Exactly repeat the full listing that follows.

-------- Material

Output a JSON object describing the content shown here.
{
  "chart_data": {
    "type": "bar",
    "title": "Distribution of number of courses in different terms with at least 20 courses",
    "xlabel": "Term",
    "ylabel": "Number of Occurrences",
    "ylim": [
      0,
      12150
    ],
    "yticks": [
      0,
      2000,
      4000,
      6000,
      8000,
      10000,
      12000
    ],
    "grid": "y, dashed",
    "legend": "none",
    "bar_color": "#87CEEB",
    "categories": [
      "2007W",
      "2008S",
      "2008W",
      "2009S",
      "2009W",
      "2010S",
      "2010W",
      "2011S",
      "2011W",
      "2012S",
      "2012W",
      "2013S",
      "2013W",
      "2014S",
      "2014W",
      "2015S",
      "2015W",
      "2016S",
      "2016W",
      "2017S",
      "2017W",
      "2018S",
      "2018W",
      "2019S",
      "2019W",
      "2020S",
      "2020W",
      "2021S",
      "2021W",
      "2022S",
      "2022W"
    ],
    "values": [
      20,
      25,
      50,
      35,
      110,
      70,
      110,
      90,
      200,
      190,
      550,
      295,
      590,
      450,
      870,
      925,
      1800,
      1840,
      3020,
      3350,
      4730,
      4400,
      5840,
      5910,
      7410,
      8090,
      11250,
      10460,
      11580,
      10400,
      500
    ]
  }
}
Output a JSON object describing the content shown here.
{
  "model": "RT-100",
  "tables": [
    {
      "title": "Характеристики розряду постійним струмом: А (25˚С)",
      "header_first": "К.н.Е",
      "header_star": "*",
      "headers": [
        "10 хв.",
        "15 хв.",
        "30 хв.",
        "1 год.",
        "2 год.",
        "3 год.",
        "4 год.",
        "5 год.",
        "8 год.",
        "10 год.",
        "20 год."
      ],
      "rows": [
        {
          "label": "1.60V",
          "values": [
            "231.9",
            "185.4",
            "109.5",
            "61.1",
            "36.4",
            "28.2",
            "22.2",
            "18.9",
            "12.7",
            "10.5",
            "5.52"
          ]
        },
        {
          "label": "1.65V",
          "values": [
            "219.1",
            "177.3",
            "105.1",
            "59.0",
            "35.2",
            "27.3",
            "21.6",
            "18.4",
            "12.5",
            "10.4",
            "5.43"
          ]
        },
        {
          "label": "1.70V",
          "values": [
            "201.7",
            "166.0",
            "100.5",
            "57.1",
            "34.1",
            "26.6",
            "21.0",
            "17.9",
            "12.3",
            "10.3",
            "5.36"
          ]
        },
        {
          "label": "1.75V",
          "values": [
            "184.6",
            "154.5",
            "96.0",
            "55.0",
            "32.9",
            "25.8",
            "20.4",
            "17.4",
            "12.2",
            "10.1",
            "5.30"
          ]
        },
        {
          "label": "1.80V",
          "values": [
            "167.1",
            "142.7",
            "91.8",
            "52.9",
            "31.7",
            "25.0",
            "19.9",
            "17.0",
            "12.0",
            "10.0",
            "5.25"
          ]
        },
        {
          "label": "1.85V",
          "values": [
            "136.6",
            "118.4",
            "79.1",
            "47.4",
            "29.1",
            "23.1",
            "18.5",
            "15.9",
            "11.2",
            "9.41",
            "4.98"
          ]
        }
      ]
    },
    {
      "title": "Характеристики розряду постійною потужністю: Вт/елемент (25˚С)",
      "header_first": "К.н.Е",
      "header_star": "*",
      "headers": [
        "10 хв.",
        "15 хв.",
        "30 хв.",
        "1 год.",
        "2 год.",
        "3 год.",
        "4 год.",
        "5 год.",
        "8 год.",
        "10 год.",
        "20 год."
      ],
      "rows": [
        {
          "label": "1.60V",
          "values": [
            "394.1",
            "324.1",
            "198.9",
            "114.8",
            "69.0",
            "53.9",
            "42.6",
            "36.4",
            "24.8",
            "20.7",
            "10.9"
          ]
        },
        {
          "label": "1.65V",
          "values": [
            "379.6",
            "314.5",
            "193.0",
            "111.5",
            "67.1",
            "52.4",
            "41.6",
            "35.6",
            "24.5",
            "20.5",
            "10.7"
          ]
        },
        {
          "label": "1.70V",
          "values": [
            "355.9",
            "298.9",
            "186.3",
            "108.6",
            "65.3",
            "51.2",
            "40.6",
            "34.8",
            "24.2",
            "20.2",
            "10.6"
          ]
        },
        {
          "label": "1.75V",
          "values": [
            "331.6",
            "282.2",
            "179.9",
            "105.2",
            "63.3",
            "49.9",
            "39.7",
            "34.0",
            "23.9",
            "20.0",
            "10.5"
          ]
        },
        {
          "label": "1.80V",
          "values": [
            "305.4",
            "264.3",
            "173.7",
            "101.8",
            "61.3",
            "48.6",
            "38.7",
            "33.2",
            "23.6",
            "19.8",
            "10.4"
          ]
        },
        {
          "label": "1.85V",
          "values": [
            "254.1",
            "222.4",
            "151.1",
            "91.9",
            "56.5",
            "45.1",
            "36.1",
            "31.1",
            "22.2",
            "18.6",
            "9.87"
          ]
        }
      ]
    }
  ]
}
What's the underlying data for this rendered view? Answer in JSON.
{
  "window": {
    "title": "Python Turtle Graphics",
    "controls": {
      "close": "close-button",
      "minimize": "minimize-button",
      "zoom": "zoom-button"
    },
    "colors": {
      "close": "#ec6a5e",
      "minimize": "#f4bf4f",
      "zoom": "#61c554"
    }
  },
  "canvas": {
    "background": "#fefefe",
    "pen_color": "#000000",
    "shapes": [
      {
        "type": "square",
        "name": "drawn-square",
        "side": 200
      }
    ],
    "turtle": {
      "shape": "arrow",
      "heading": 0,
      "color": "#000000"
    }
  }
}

----------------

● **Reply to the exercise**
Output a JSON object describing the content shown here.
{
  "chart_data": {
    "type": "bar",
    "title": "Distribution of number of courses in different terms with at least 20 courses",
    "xlabel": "Term",
    "ylabel": "Number of Occurrences",
    "ylim": [
      0,
      12150
    ],
    "yticks": [
      0,
      2000,
      4000,
      6000,
      8000,
      10000,
      12000
    ],
    "grid": "y, dashed",
    "legend": "none",
    "bar_color": "#87CEEB",
    "categories": [
      "2007W",
      "2008S",
      "2008W",
      "2009S",
      "2009W",
      "2010S",
      "2010W",
      "2011S",
      "2011W",
      "2012S",
      "2012W",
      "2013S",
      "2013W",
      "2014S",
      "2014W",
      "2015S",
      "2015W",
      "2016S",
      "2016W",
      "2017S",
      "2017W",
      "2018S",
      "2018W",
      "2019S",
      "2019W",
      "2020S",
      "2020W",
      "2021S",
      "2021W",
      "2022S",
      "2022W"
    ],
    "values": [
      20,
      25,
      50,
      35,
      110,
      70,
      110,
      90,
      200,
      190,
      550,
      295,
      590,
      450,
      870,
      925,
      1800,
      1840,
      3020,
      3350,
      4730,
      4400,
      5840,
      5910,
      7410,
      8090,
      11250,
      10460,
      11580,
      10400,
      500
    ]
  }
}
Output a JSON object describing the content shown here.
{
  "model": "RT-100",
  "tables": [
    {
      "title": "Характеристики розряду постійним струмом: А (25˚С)",
      "header_first": "К.н.Е",
      "header_star": "*",
      "headers": [
        "10 хв.",
        "15 хв.",
        "30 хв.",
        "1 год.",
        "2 год.",
        "3 год.",
        "4 год.",
        "5 год.",
        "8 год.",
        "10 год.",
        "20 год."
      ],
      "rows": [
        {
          "label": "1.60V",
          "values": [
            "231.9",
            "185.4",
            "109.5",
            "61.1",
            "36.4",
            "28.2",
            "22.2",
            "18.9",
            "12.7",
            "10.5",
            "5.52"
          ]
        },
        {
          "label": "1.65V",
          "values": [
            "219.1",
            "177.3",
            "105.1",
            "59.0",
            "35.2",
            "27.3",
            "21.6",
            "18.4",
            "12.5",
            "10.4",
            "5.43"
          ]
        },
        {
          "label": "1.70V",
          "values": [
            "201.7",
            "166.0",
            "100.5",
            "57.1",
            "34.1",
            "26.6",
            "21.0",
            "17.9",
            "12.3",
            "10.3",
            "5.36"
          ]
        },
        {
          "label": "1.75V",
          "values": [
            "184.6",
            "154.5",
            "96.0",
            "55.0",
            "32.9",
            "25.8",
            "20.4",
            "17.4",
            "12.2",
            "10.1",
            "5.30"
          ]
        },
        {
          "label": "1.80V",
          "values": [
            "167.1",
            "142.7",
            "91.8",
            "52.9",
            "31.7",
            "25.0",
            "19.9",
            "17.0",
            "12.0",
            "10.0",
            "5.25"
          ]
        },
        {
          "label": "1.85V",
          "values": [
            "136.6",
            "118.4",
            "79.1",
            "47.4",
            "29.1",
            "23.1",
            "18.5",
            "15.9",
            "11.2",
            "9.41",
            "4.98"
          ]
        }
      ]
    },
    {
      "title": "Характеристики розряду постійною потужністю: Вт/елемент (25˚С)",
      "header_first": "К.н.Е",
      "header_star": "*",
      "headers": [
        "10 хв.",
        "15 хв.",
        "30 хв.",
        "1 год.",
        "2 год.",
        "3 год.",
        "4 год.",
        "5 год.",
        "8 год.",
        "10 год.",
        "20 год."
      ],
      "rows": [
        {
          "label": "1.60V",
          "values": [
            "394.1",
            "324.1",
            "198.9",
            "114.8",
            "69.0",
            "53.9",
            "42.6",
            "36.4",
            "24.8",
            "20.7",
            "10.9"
          ]
        },
        {
          "label": "1.65V",
          "values": [
            "379.6",
            "314.5",
            "193.0",
            "111.5",
            "67.1",
            "52.4",
            "41.6",
            "35.6",
            "24.5",
            "20.5",
            "10.7"
          ]
        },
        {
          "label": "1.70V",
          "values": [
            "355.9",
            "298.9",
            "186.3",
            "108.6",
            "65.3",
            "51.2",
            "40.6",
            "34.8",
            "24.2",
            "20.2",
            "10.6"
          ]
        },
        {
          "label": "1.75V",
          "values": [
            "331.6",
            "282.2",
            "179.9",
            "105.2",
            "63.3",
            "49.9",
            "39.7",
            "34.0",
            "23.9",
            "20.0",
            "10.5"
          ]
        },
        {
          "label": "1.80V",
          "values": [
            "305.4",
            "264.3",
            "173.7",
            "101.8",
            "61.3",
            "48.6",
            "38.7",
            "33.2",
            "23.6",
            "19.8",
            "10.4"
          ]
        },
        {
          "label": "1.85V",
          "values": [
            "254.1",
            "222.4",
            "151.1",
            "91.9",
            "56.5",
            "45.1",
            "36.1",
            "31.1",
            "22.2",
            "18.6",
            "9.87"
          ]
        }
      ]
    }
  ]
}
What's the underlying data for this rendered view? Answer in JSON.
{
  "window": {
    "title": "Python Turtle Graphics",
    "controls": {
      "close": "close-button",
      "minimize": "minimize-button",
      "zoom": "zoom-button"
    },
    "colors": {
      "close": "#ec6a5e",
      "minimize": "#f4bf4f",
      "zoom": "#61c554"
    }
  },
  "canvas": {
    "background": "#fefefe",
    "pen_color": "#000000",
    "shapes": [
      {
        "type": "square",
        "name": "drawn-square",
        "side": 200
      }
    ],
    "turtle": {
      "shape": "arrow",
      "heading": 0,
      "color": "#000000"
    }
  }
}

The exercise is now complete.